── Exercise material
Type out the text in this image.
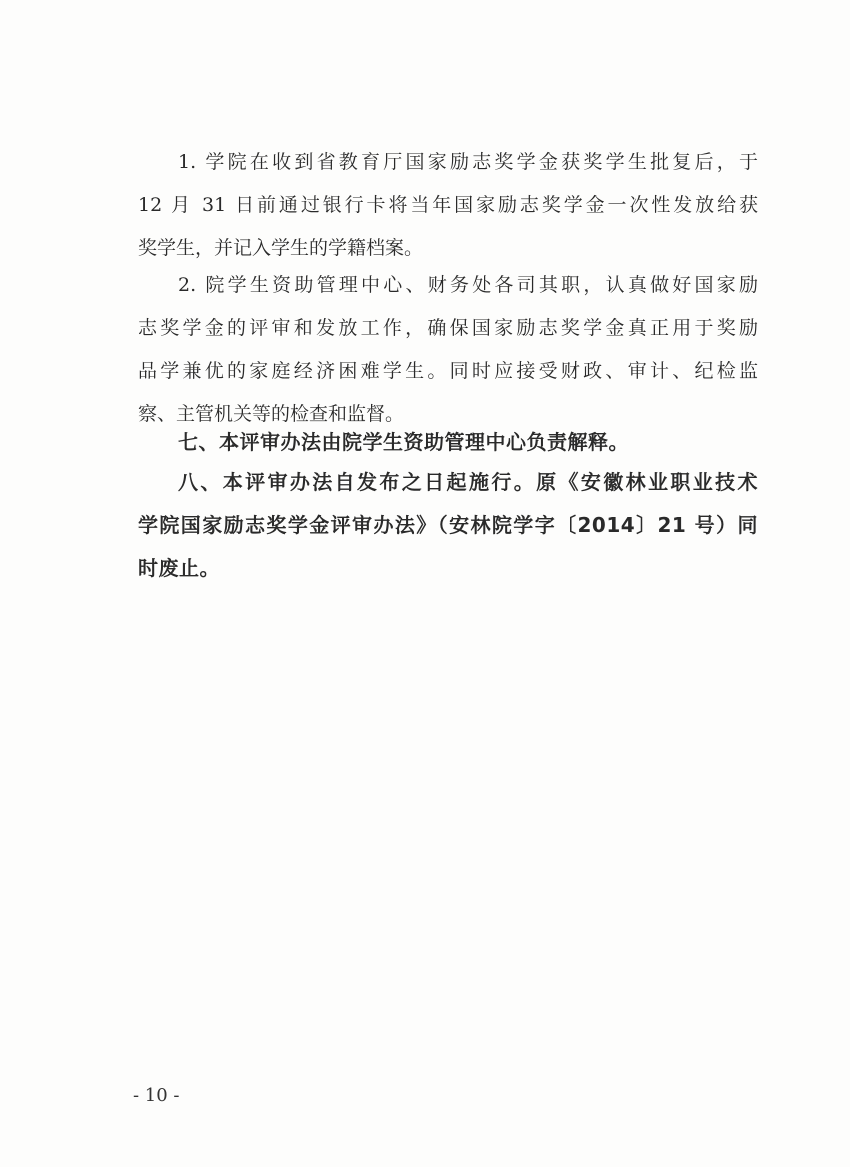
1. 学院在收到省教育厅国家励志奖学金获奖学生批复后，于
12 月 31 日前通过银行卡将当年国家励志奖学金一次性发放给获
奖学生，并记入学生的学籍档案。
2. 院学生资助管理中心、财务处各司其职，认真做好国家励
志奖学金的评审和发放工作，确保国家励志奖学金真正用于奖励
品学兼优的家庭经济困难学生。同时应接受财政、审计、纪检监
察、主管机关等的检查和监督。
七、本评审办法由院学生资助管理中心负责解释。
八、本评审办法自发布之日起施行。原《安徽林业职业技术
学院国家励志奖学金评审办法》（安林院学字〔2014〕21 号）同
时废止。
- 10 -
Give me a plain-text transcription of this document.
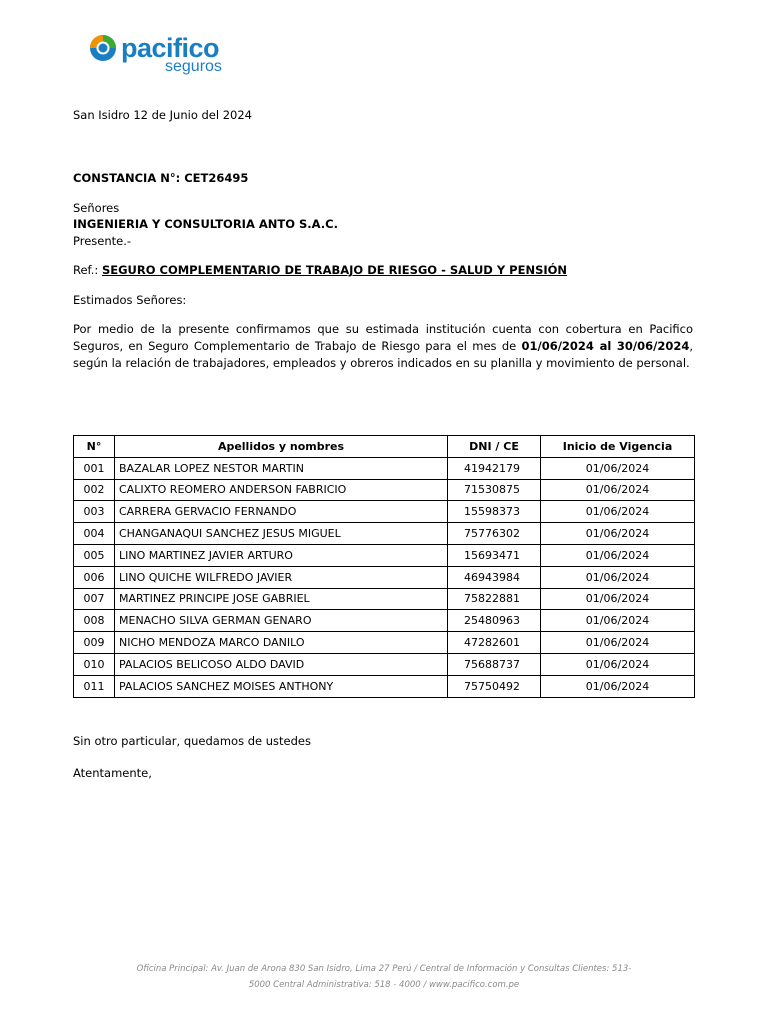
pacifico
seguros
San Isidro 12 de Junio del 2024
CONSTANCIA N°: CET26495
Señores
INGENIERIA Y CONSULTORIA ANTO S.A.C.
Presente.-
Ref.: SEGURO COMPLEMENTARIO DE TRABAJO DE RIESGO - SALUD Y PENSIÓN
Estimados Señores:
Por medio de la presente confirmamos que su estimada institución cuenta con cobertura en Pacifico Seguros, en Seguro Complementario de Trabajo de Riesgo para el mes de 01/06/2024 al 30/06/2024, según la relación de trabajadores, empleados y obreros indicados en su planilla y movimiento de personal.
N°	Apellidos y nombres	DNI / CE	Inicio de Vigencia
001	BAZALAR LOPEZ NESTOR MARTIN	41942179	01/06/2024
002	CALIXTO REOMERO ANDERSON FABRICIO	71530875	01/06/2024
003	CARRERA GERVACIO FERNANDO	15598373	01/06/2024
004	CHANGANAQUI SANCHEZ JESUS MIGUEL	75776302	01/06/2024
005	LINO MARTINEZ JAVIER ARTURO	15693471	01/06/2024
006	LINO QUICHE WILFREDO JAVIER	46943984	01/06/2024
007	MARTINEZ PRINCIPE JOSE GABRIEL	75822881	01/06/2024
008	MENACHO SILVA GERMAN GENARO	25480963	01/06/2024
009	NICHO MENDOZA MARCO DANILO	47282601	01/06/2024
010	PALACIOS BELICOSO ALDO DAVID	75688737	01/06/2024
011	PALACIOS SANCHEZ MOISES ANTHONY	75750492	01/06/2024
Sin otro particular, quedamos de ustedes
Atentamente,
Oficina Principal: Av. Juan de Arona 830 San Isidro, Lima 27 Perú / Central de Información y Consultas Clientes: 513-
5000 Central Administrativa: 518 - 4000 / www.pacifico.com.pe
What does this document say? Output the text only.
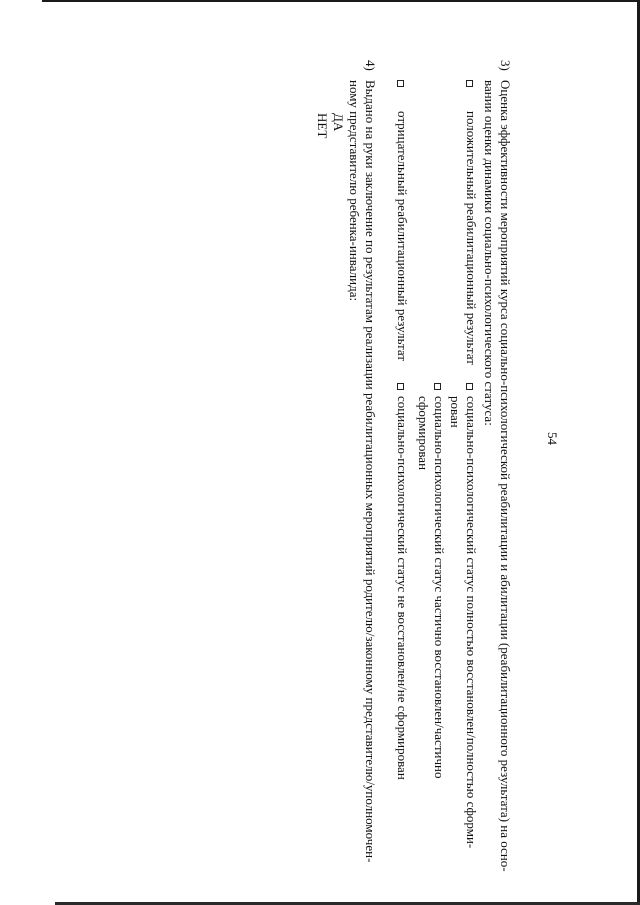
54
3)
Оценка эффективности мероприятий курса социально-психологической реабилитации и абилитации (реабилитационного результата) на осно-
вании оценки динамики социально-психологического статуса:
положительный реабилитационный результат
социально-психологический статус полностью восстановлен/полностью сформи-
рован
социально-психологический статус частично восстановлен/частично
сформирован
отрицательный реабилитационный результат
социально-психологический статус не восстановлен/не сформирован
4)
Выдано на руки заключение по результатам реализации реабилитационных мероприятий родителю/законному представителю/уполномочен-
ному представителю ребенка-инвалида:
ДА
НЕТ
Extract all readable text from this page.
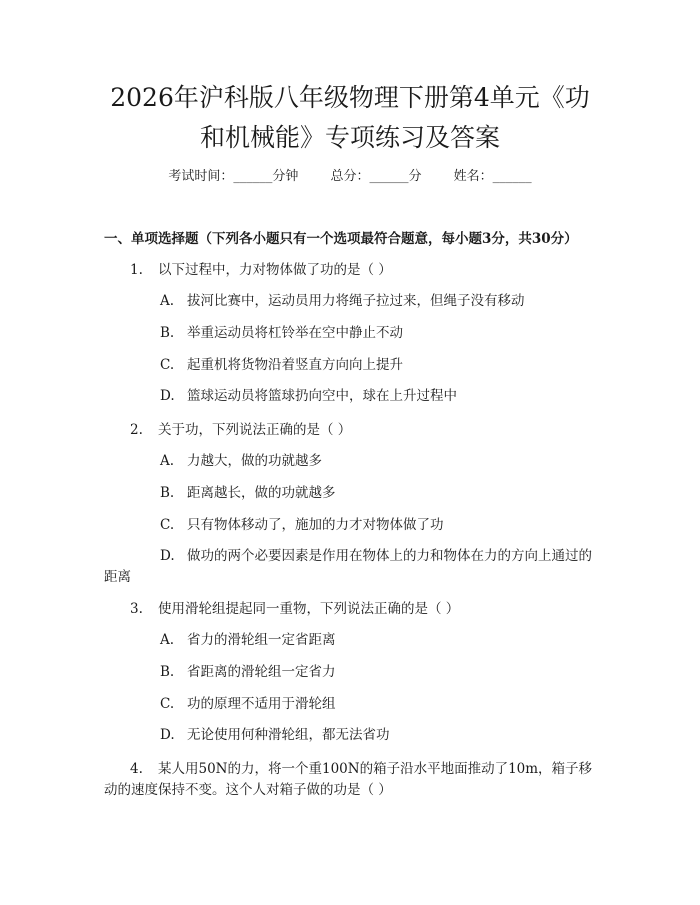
2026年沪科版八年级物理下册第4单元《功
和机械能》专项练习及答案
考试时间：______分钟 总分：______分 姓名：______
一、单项选择题（下列各小题只有一个选项最符合题意，每小题3分，共30分）
1. 以下过程中，力对物体做了功的是（ ）
A. 拔河比赛中，运动员用力将绳子拉过来，但绳子没有移动
B. 举重运动员将杠铃举在空中静止不动
C. 起重机将货物沿着竖直方向向上提升
D. 篮球运动员将篮球扔向空中，球在上升过程中
2. 关于功，下列说法正确的是（ ）
A. 力越大，做的功就越多
B. 距离越长，做的功就越多
C. 只有物体移动了，施加的力才对物体做了功
D. 做功的两个必要因素是作用在物体上的力和物体在力的方向上通过的
距离
3. 使用滑轮组提起同一重物，下列说法正确的是（ ）
A. 省力的滑轮组一定省距离
B. 省距离的滑轮组一定省力
C. 功的原理不适用于滑轮组
D. 无论使用何种滑轮组，都无法省功
4. 某人用50N的力，将一个重100N的箱子沿水平地面推动了10m，箱子移
动的速度保持不变。这个人对箱子做的功是（ ）
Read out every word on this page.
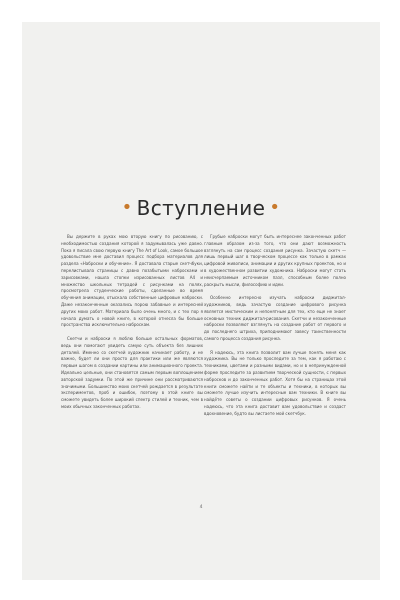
• Вступление •

Вы держите в руках мою вторую книгу по рисованию, с необходимостью создания которой я задумывалась уже давно. Пока я писала свою первую книгу The Art of Look, самое большое удовольствие мне доставил процесс подбора материалов для раздела «Наброски и обучение». Я доставала старые скетчбуки, перелистывала страницы с давно позабытыми набросками и зарисовками, нашла стопки изрисованных листов А4 и множество школьных тетрадей с рисунками на полях, просмотрела студенческие работы, сделанные во время обучения анимации, отыскала собственные цифровые наброски. Даже незаконченные оказались порою забавные и интересней других моих работ. Материала было очень много, и с тех пор я начала думать о новой книге, в которой отнесла бы больше пространства исключительно наброскам.

Скетчи и наброски я люблю больше остальных форматов, ведь они помогают увидеть самую суть объекта без лишних деталей. Именно со скетчей художник начинает работу, и не важно, будет ли они просто для практики или же являются первым шагом в создании картины или анимационного проекта. Идеально цельные, они становятся самым первым воплощением авторской задумки. По этой же причине они рассматриваются значимыми. Большинство моих скетчей рождается в результате экспериментов, проб и ошибок, поэтому в этой книге вы сможете увидеть более широкий спектр стилей и техник, чем в моих обычных законченных работах.

Грубые наброски могут быть интереснее законченных работ главным образом из-за того, что они дают возможность взглянуть на сам процесс создания рисунка. Зачастую скетч — лишь первый шаг в творческом процессе как только в рамках цифровой живописи, анимации и других крупных проектов, но и в художественном развитии художника. Наброски могут стать неисчерпаемым источником пазл, способным более полно раскрыть мысли, философию и идеи.

Особенно интересно изучать наброски диджитал-художников, ведь зачастую создание цифрового рисунка является мистическим и непонятным для тех, кто еще не знает основных техник диджитал-рисования. Скетчи и незаконченные наброски позволяют взглянуть на создание работ от первого и до последнего штриха, приподнимают завесу таинственности самого процесса создания рисунка.

Я надеюсь, эта книга позволит вам лучше понять меня как художника. Вы не только проследите за тем, как я работаю с техниками, цветами и разными видами, но и в непринужденной форме проследите за развитием творческой сущности, с первых набросков и до законченных работ. Хотя бы на страницах этой книги сможете найти и те объекты и техники, в которых вы сможете лучше изучить интересные вам техники. В книге вы найдёте советы о создании цифровых рисунков. Я очень надеюсь, что эта книга доставит вам удовольствие и создаст вдохновение, будто вы листаете мой скетчбук.

4
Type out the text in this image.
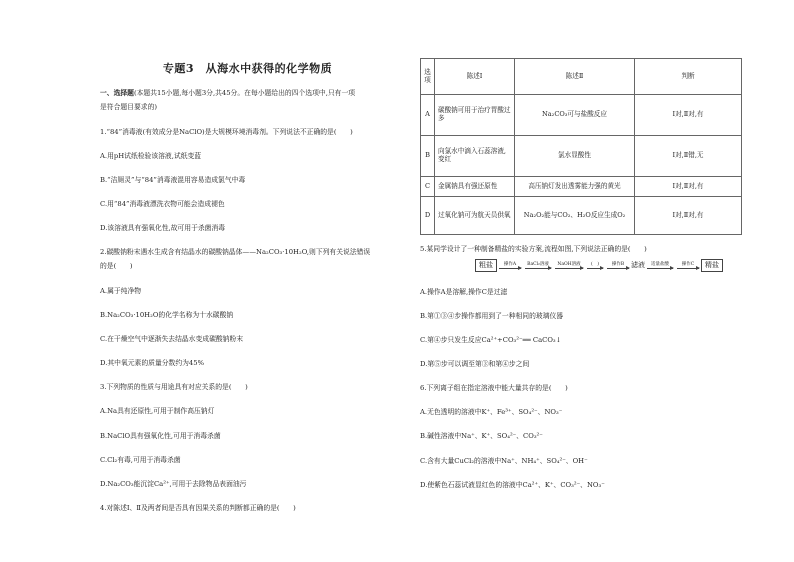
专题3　从海水中获得的化学物质
一、选择题(本题共15小题,每小题3分,共45分。在每小题给出的四个选项中,只有一项
是符合题目要求的)
1.“84”消毒液(有效成分是NaClO)是大规模环境消毒剂。下列说法不正确的是(　　)
A.用pH试纸检验该溶液,试纸变蓝
B.“洁厕灵”与“84”消毒液混用容易造成氯气中毒
C.用“84”消毒液漂洗衣物可能会造成褪色
D.该溶液具有强氧化性,故可用于杀菌消毒
2.碳酸钠粉末遇水生成含有结晶水的碳酸钠晶体——Na₂CO₃·10H₂O,则下列有关说法错误
的是(　　)
A.属于纯净物
B.Na₂CO₃·10H₂O的化学名称为十水碳酸钠
C.在干燥空气中逐渐失去结晶水变成碳酸钠粉末
D.其中氧元素的质量分数约为45%
3.下列物质的性质与用途具有对应关系的是(　　)
A.Na具有还原性,可用于制作高压钠灯
B.NaClO具有强氧化性,可用于消毒杀菌
C.Cl₂有毒,可用于消毒杀菌
D.Na₂CO₃能沉淀Ca²⁺,可用于去除物品表面油污
4.对陈述Ⅰ、Ⅱ及两者间是否具有因果关系的判断都正确的是(　　)
选项	陈述Ⅰ	陈述Ⅱ	判断
A	碳酸钠可用于治疗胃酸过多	Na₂CO₃可与盐酸反应	Ⅰ对,Ⅱ对,有
B	向氯水中滴入石蕊溶液,变红	氯水显酸性	Ⅰ对,Ⅱ错,无
C	金属钠具有强还原性	高压钠灯发出透雾能力强的黄光	Ⅰ对,Ⅱ对,有
D	过氧化钠可为航天员供氧	Na₂O₂能与CO₂、H₂O反应生成O₂	Ⅰ对,Ⅱ对,有
5.某同学设计了一种制备精盐的实验方案,流程如图,下列说法正确的是(　　)
粗盐	操作A BaCl₂溶液 NaOH溶液 (　)	操作B 滤液 适量盐酸	操作C	精盐
A.操作A是溶解,操作C是过滤
B.第①③④步操作都用到了一种相同的玻璃仪器
C.第④步只发生反应Ca²⁺+CO₃²⁻══ CaCO₃↓
D.第⑤步可以调至第③和第④步之间
6.下列离子组在指定溶液中能大量共存的是(　　)
A.无色透明的溶液中K⁺、Fe³⁺、SO₄²⁻、NO₃⁻
B.碱性溶液中Na⁺、K⁺、SO₄²⁻、CO₃²⁻
C.含有大量CuCl₂的溶液中Na⁺、NH₄⁺、SO₄²⁻、OH⁻
D.使紫色石蕊试液显红色的溶液中Ca²⁺、K⁺、CO₃²⁻、NO₃⁻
────
Write only the number of lines in the data above that include "ведь".

2